** START **

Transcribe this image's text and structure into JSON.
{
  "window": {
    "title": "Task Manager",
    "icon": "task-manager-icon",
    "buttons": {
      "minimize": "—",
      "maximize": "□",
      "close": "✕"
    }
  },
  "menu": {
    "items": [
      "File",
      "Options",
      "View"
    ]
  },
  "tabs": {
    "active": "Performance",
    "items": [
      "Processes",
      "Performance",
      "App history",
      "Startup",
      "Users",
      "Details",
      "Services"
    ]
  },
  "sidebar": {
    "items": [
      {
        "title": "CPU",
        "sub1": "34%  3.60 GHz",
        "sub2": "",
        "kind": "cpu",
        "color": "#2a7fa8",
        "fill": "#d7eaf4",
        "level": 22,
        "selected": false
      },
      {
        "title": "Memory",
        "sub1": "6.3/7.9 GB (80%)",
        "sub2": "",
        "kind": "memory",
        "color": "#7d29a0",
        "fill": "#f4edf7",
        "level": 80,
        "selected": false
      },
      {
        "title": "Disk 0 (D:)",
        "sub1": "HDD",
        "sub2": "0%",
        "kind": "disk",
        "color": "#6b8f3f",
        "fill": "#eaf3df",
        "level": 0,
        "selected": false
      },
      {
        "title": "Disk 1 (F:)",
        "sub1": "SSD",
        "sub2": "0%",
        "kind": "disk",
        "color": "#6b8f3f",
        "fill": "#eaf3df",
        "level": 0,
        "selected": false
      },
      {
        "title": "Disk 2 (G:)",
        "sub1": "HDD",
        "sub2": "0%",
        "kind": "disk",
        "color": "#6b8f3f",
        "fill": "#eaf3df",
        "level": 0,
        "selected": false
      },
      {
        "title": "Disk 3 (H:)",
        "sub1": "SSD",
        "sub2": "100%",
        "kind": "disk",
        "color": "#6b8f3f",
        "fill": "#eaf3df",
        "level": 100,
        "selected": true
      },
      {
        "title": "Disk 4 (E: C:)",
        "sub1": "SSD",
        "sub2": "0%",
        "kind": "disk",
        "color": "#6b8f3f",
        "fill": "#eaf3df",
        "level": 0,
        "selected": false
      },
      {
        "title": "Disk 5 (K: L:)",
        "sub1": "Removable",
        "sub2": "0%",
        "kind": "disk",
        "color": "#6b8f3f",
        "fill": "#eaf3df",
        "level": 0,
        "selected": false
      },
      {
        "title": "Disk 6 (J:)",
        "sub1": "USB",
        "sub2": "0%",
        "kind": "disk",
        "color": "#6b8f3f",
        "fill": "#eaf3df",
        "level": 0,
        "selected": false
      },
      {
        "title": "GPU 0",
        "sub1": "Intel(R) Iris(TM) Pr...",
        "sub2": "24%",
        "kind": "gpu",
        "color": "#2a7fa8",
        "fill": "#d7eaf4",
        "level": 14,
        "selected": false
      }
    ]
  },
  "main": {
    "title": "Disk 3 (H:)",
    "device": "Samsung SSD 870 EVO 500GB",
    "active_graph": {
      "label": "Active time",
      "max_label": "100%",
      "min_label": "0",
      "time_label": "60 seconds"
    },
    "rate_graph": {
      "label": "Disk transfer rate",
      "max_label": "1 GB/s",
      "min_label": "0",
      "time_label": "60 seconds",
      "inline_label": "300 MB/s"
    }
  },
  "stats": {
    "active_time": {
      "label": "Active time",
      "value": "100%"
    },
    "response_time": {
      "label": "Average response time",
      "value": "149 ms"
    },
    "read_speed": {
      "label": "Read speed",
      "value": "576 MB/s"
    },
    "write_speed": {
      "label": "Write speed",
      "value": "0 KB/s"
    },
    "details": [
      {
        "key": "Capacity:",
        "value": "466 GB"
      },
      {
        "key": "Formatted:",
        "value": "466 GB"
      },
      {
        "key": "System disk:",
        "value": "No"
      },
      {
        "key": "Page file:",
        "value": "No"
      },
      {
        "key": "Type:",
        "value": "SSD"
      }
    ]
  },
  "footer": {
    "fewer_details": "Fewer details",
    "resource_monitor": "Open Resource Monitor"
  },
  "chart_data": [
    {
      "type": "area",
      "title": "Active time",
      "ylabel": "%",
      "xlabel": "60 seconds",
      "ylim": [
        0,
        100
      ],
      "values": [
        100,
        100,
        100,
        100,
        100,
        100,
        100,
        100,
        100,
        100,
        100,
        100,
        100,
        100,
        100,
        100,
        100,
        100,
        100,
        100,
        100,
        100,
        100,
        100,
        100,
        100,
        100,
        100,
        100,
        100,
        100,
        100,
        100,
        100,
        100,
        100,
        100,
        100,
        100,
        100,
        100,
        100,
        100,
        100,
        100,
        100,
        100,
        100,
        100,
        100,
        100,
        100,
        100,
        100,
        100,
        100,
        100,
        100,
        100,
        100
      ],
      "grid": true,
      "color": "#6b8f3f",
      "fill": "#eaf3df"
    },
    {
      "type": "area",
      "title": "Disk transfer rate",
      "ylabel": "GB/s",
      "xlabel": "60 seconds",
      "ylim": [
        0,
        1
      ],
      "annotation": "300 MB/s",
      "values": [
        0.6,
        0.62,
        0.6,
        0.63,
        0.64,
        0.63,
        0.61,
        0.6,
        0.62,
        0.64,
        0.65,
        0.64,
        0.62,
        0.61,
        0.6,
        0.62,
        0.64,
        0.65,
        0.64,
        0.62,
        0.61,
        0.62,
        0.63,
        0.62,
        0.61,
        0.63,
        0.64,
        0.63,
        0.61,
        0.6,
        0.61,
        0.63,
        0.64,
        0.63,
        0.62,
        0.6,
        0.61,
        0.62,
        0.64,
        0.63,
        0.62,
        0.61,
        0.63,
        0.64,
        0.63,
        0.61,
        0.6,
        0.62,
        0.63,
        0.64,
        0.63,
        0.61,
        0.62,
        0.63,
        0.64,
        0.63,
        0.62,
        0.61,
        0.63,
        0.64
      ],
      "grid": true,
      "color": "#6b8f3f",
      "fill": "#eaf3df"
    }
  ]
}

** END **

* **Required task**: Quote each line above in full, word for word.

* **Answer for this exercise**:
Transcribe this image's text and structure into JSON.
{
  "window": {
    "title": "Task Manager",
    "icon": "task-manager-icon",
    "buttons": {
      "minimize": "—",
      "maximize": "□",
      "close": "✕"
    }
  },
  "menu": {
    "items": [
      "File",
      "Options",
      "View"
    ]
  },
  "tabs": {
    "active": "Performance",
    "items": [
      "Processes",
      "Performance",
      "App history",
      "Startup",
      "Users",
      "Details",
      "Services"
    ]
  },
  "sidebar": {
    "items": [
      {
        "title": "CPU",
        "sub1": "34%  3.60 GHz",
        "sub2": "",
        "kind": "cpu",
        "color": "#2a7fa8",
        "fill": "#d7eaf4",
        "level": 22,
        "selected": false
      },
      {
        "title": "Memory",
        "sub1": "6.3/7.9 GB (80%)",
        "sub2": "",
        "kind": "memory",
        "color": "#7d29a0",
        "fill": "#f4edf7",
        "level": 80,
        "selected": false
      },
      {
        "title": "Disk 0 (D:)",
        "sub1": "HDD",
        "sub2": "0%",
        "kind": "disk",
        "color": "#6b8f3f",
        "fill": "#eaf3df",
        "level": 0,
        "selected": false
      },
      {
        "title": "Disk 1 (F:)",
        "sub1": "SSD",
        "sub2": "0%",
        "kind": "disk",
        "color": "#6b8f3f",
        "fill": "#eaf3df",
        "level": 0,
        "selected": false
      },
      {
        "title": "Disk 2 (G:)",
        "sub1": "HDD",
        "sub2": "0%",
        "kind": "disk",
        "color": "#6b8f3f",
        "fill": "#eaf3df",
        "level": 0,
        "selected": false
      },
      {
        "title": "Disk 3 (H:)",
        "sub1": "SSD",
        "sub2": "100%",
        "kind": "disk",
        "color": "#6b8f3f",
        "fill": "#eaf3df",
        "level": 100,
        "selected": true
      },
      {
        "title": "Disk 4 (E: C:)",
        "sub1": "SSD",
        "sub2": "0%",
        "kind": "disk",
        "color": "#6b8f3f",
        "fill": "#eaf3df",
        "level": 0,
        "selected": false
      },
      {
        "title": "Disk 5 (K: L:)",
        "sub1": "Removable",
        "sub2": "0%",
        "kind": "disk",
        "color": "#6b8f3f",
        "fill": "#eaf3df",
        "level": 0,
        "selected": false
      },
      {
        "title": "Disk 6 (J:)",
        "sub1": "USB",
        "sub2": "0%",
        "kind": "disk",
        "color": "#6b8f3f",
        "fill": "#eaf3df",
        "level": 0,
        "selected": false
      },
      {
        "title": "GPU 0",
        "sub1": "Intel(R) Iris(TM) Pr...",
        "sub2": "24%",
        "kind": "gpu",
        "color": "#2a7fa8",
        "fill": "#d7eaf4",
        "level": 14,
        "selected": false
      }
    ]
  },
  "main": {
    "title": "Disk 3 (H:)",
    "device": "Samsung SSD 870 EVO 500GB",
    "active_graph": {
      "label": "Active time",
      "max_label": "100%",
      "min_label": "0",
      "time_label": "60 seconds"
    },
    "rate_graph": {
      "label": "Disk transfer rate",
      "max_label": "1 GB/s",
      "min_label": "0",
      "time_label": "60 seconds",
      "inline_label": "300 MB/s"
    }
  },
  "stats": {
    "active_time": {
      "label": "Active time",
      "value": "100%"
    },
    "response_time": {
      "label": "Average response time",
      "value": "149 ms"
    },
    "read_speed": {
      "label": "Read speed",
      "value": "576 MB/s"
    },
    "write_speed": {
      "label": "Write speed",
      "value": "0 KB/s"
    },
    "details": [
      {
        "key": "Capacity:",
        "value": "466 GB"
      },
      {
        "key": "Formatted:",
        "value": "466 GB"
      },
      {
        "key": "System disk:",
        "value": "No"
      },
      {
        "key": "Page file:",
        "value": "No"
      },
      {
        "key": "Type:",
        "value": "SSD"
      }
    ]
  },
  "footer": {
    "fewer_details": "Fewer details",
    "resource_monitor": "Open Resource Monitor"
  },
  "chart_data": [
    {
      "type": "area",
      "title": "Active time",
      "ylabel": "%",
      "xlabel": "60 seconds",
      "ylim": [
        0,
        100
      ],
      "values": [
        100,
        100,
        100,
        100,
        100,
        100,
        100,
        100,
        100,
        100,
        100,
        100,
        100,
        100,
        100,
        100,
        100,
        100,
        100,
        100,
        100,
        100,
        100,
        100,
        100,
        100,
        100,
        100,
        100,
        100,
        100,
        100,
        100,
        100,
        100,
        100,
        100,
        100,
        100,
        100,
        100,
        100,
        100,
        100,
        100,
        100,
        100,
        100,
        100,
        100,
        100,
        100,
        100,
        100,
        100,
        100,
        100,
        100,
        100,
        100
      ],
      "grid": true,
      "color": "#6b8f3f",
      "fill": "#eaf3df"
    },
    {
      "type": "area",
      "title": "Disk transfer rate",
      "ylabel": "GB/s",
      "xlabel": "60 seconds",
      "ylim": [
        0,
        1
      ],
      "annotation": "300 MB/s",
      "values": [
        0.6,
        0.62,
        0.6,
        0.63,
        0.64,
        0.63,
        0.61,
        0.6,
        0.62,
        0.64,
        0.65,
        0.64,
        0.62,
        0.61,
        0.6,
        0.62,
        0.64,
        0.65,
        0.64,
        0.62,
        0.61,
        0.62,
        0.63,
        0.62,
        0.61,
        0.63,
        0.64,
        0.63,
        0.61,
        0.6,
        0.61,
        0.63,
        0.64,
        0.63,
        0.62,
        0.6,
        0.61,
        0.62,
        0.64,
        0.63,
        0.62,
        0.61,
        0.63,
        0.64,
        0.63,
        0.61,
        0.6,
        0.62,
        0.63,
        0.64,
        0.63,
        0.61,
        0.62,
        0.63,
        0.64,
        0.63,
        0.62,
        0.61,
        0.63,
        0.64
      ],
      "grid": true,
      "color": "#6b8f3f",
      "fill": "#eaf3df"
    }
  ]
}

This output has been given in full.